> **REQUIREMENTS**: Return all lines that include the string "live".

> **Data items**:
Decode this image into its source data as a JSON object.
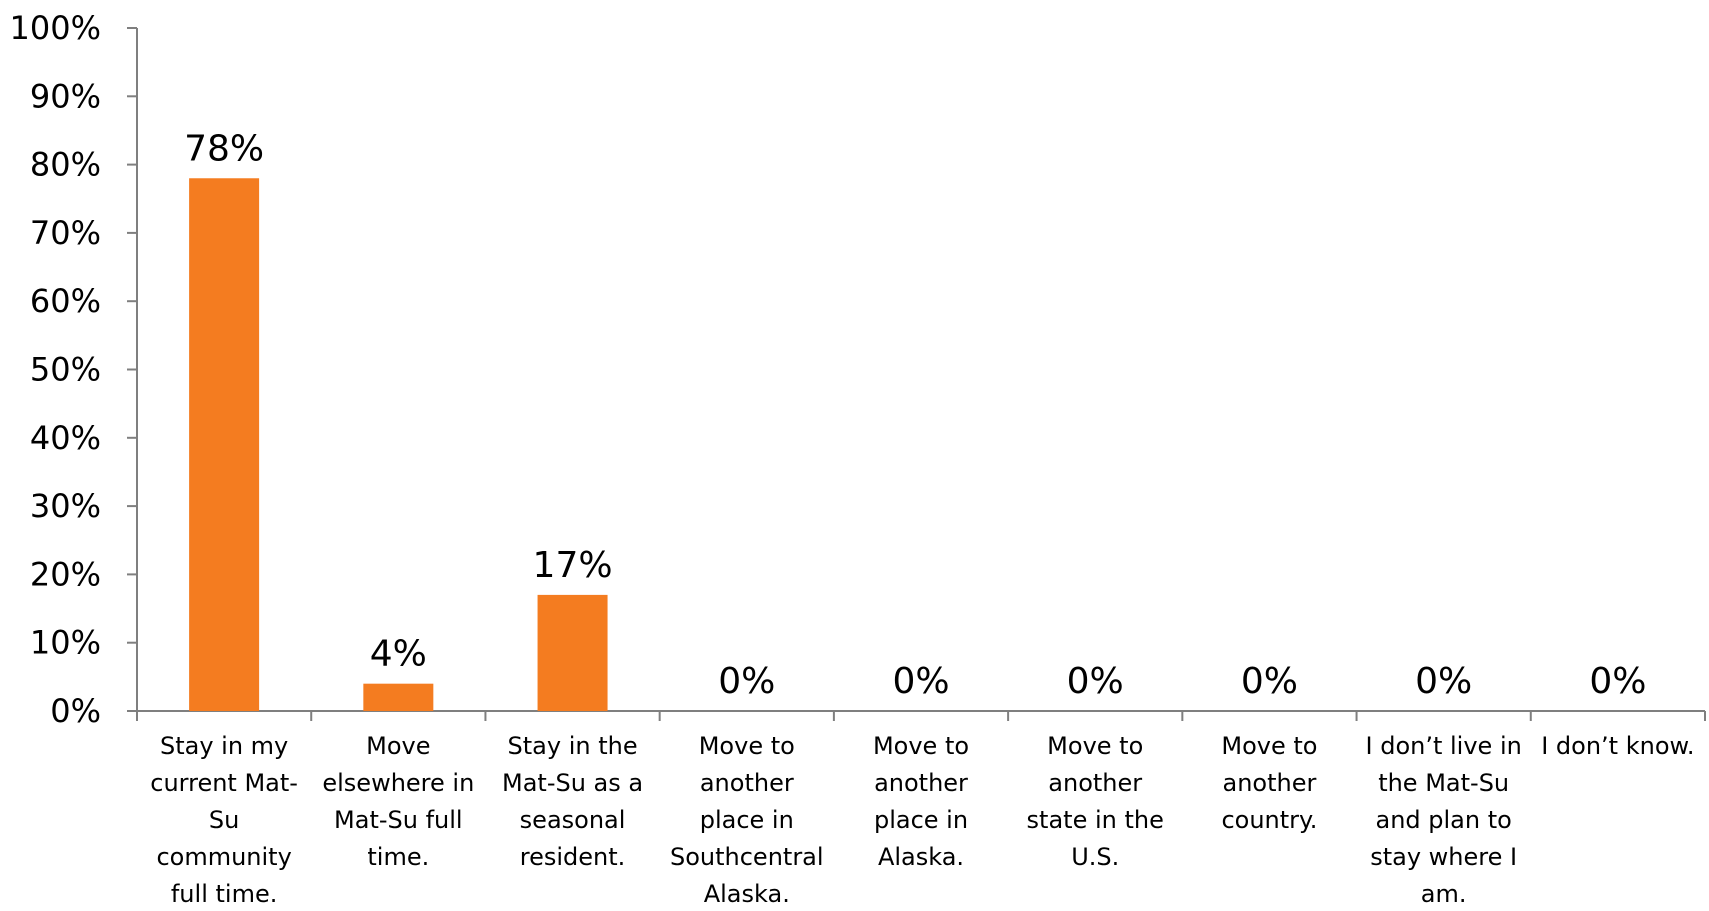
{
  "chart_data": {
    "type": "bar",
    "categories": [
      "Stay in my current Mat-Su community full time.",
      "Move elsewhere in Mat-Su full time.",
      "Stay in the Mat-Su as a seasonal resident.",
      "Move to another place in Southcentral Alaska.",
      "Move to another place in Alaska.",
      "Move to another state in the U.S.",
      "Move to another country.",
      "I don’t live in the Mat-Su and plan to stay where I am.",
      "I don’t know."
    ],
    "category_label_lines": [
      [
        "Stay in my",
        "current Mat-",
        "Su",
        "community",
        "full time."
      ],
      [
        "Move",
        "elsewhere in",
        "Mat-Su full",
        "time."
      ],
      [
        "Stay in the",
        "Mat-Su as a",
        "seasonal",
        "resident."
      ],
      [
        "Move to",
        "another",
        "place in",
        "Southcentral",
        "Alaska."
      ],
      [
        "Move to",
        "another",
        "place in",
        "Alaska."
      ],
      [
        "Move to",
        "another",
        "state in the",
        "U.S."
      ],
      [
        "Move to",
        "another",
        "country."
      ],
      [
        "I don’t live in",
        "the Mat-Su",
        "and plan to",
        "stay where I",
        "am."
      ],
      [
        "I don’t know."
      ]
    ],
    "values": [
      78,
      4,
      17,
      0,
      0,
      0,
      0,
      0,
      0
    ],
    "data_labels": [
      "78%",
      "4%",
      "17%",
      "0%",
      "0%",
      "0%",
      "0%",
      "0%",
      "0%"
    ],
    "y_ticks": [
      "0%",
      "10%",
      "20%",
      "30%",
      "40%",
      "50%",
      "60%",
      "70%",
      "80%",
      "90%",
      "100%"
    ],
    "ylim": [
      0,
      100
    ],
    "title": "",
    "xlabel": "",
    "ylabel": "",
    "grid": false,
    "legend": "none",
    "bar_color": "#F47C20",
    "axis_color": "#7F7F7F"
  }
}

> **RESPONSE TO THE TASK**:
      "I don’t live in the Mat-Su and plan to stay where I am.",
        "I don’t live in",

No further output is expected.